(Challenge):
Give the entries again exactly, every one of them.

(Record excerpts):
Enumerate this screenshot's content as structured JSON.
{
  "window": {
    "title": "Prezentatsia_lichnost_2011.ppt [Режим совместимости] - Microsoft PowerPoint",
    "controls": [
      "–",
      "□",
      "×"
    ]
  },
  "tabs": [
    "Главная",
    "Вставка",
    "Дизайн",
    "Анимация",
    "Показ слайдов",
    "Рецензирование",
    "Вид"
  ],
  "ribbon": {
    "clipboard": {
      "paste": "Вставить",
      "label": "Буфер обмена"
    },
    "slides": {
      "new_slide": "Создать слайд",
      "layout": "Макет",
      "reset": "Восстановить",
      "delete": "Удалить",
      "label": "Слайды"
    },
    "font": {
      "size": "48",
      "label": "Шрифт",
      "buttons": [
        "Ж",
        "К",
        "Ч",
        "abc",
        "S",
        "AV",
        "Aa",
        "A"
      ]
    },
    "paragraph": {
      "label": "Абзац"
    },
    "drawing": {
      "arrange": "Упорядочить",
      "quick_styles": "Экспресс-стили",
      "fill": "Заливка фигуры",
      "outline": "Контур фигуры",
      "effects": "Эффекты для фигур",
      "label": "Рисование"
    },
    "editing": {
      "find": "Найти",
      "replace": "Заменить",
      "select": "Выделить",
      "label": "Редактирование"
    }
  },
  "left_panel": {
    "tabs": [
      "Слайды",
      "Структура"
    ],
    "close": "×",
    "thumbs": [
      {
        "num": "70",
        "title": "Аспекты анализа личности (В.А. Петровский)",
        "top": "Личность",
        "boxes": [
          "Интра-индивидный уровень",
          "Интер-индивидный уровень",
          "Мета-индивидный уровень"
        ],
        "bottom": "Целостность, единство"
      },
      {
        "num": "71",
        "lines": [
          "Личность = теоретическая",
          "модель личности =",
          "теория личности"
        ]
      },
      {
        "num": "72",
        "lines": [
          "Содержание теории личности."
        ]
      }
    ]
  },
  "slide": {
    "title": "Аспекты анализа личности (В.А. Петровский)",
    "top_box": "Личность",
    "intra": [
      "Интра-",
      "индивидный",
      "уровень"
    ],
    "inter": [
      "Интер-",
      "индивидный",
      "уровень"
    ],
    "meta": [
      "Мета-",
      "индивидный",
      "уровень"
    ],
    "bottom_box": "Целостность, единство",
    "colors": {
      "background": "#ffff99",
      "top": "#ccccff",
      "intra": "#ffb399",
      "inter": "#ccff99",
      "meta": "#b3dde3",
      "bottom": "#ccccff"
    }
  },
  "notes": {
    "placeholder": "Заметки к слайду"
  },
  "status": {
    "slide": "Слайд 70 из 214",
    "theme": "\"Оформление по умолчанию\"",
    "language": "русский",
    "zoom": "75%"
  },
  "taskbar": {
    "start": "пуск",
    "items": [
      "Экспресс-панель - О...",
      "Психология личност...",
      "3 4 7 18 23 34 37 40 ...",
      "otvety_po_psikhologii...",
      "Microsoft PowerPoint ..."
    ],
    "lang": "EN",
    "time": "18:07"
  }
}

(Finished task):
Enumerate this screenshot's content as structured JSON.
{
  "window": {
    "title": "Prezentatsia_lichnost_2011.ppt [Режим совместимости] - Microsoft PowerPoint",
    "controls": [
      "–",
      "□",
      "×"
    ]
  },
  "tabs": [
    "Главная",
    "Вставка",
    "Дизайн",
    "Анимация",
    "Показ слайдов",
    "Рецензирование",
    "Вид"
  ],
  "ribbon": {
    "clipboard": {
      "paste": "Вставить",
      "label": "Буфер обмена"
    },
    "slides": {
      "new_slide": "Создать слайд",
      "layout": "Макет",
      "reset": "Восстановить",
      "delete": "Удалить",
      "label": "Слайды"
    },
    "font": {
      "size": "48",
      "label": "Шрифт",
      "buttons": [
        "Ж",
        "К",
        "Ч",
        "abc",
        "S",
        "AV",
        "Aa",
        "A"
      ]
    },
    "paragraph": {
      "label": "Абзац"
    },
    "drawing": {
      "arrange": "Упорядочить",
      "quick_styles": "Экспресс-стили",
      "fill": "Заливка фигуры",
      "outline": "Контур фигуры",
      "effects": "Эффекты для фигур",
      "label": "Рисование"
    },
    "editing": {
      "find": "Найти",
      "replace": "Заменить",
      "select": "Выделить",
      "label": "Редактирование"
    }
  },
  "left_panel": {
    "tabs": [
      "Слайды",
      "Структура"
    ],
    "close": "×",
    "thumbs": [
      {
        "num": "70",
        "title": "Аспекты анализа личности (В.А. Петровский)",
        "top": "Личность",
        "boxes": [
          "Интра-индивидный уровень",
          "Интер-индивидный уровень",
          "Мета-индивидный уровень"
        ],
        "bottom": "Целостность, единство"
      },
      {
        "num": "71",
        "lines": [
          "Личность = теоретическая",
          "модель личности =",
          "теория личности"
        ]
      },
      {
        "num": "72",
        "lines": [
          "Содержание теории личности."
        ]
      }
    ]
  },
  "slide": {
    "title": "Аспекты анализа личности (В.А. Петровский)",
    "top_box": "Личность",
    "intra": [
      "Интра-",
      "индивидный",
      "уровень"
    ],
    "inter": [
      "Интер-",
      "индивидный",
      "уровень"
    ],
    "meta": [
      "Мета-",
      "индивидный",
      "уровень"
    ],
    "bottom_box": "Целостность, единство",
    "colors": {
      "background": "#ffff99",
      "top": "#ccccff",
      "intra": "#ffb399",
      "inter": "#ccff99",
      "meta": "#b3dde3",
      "bottom": "#ccccff"
    }
  },
  "notes": {
    "placeholder": "Заметки к слайду"
  },
  "status": {
    "slide": "Слайд 70 из 214",
    "theme": "\"Оформление по умолчанию\"",
    "language": "русский",
    "zoom": "75%"
  },
  "taskbar": {
    "start": "пуск",
    "items": [
      "Экспресс-панель - О...",
      "Психология личност...",
      "3 4 7 18 23 34 37 40 ...",
      "otvety_po_psikhologii...",
      "Microsoft PowerPoint ..."
    ],
    "lang": "EN",
    "time": "18:07"
  }
}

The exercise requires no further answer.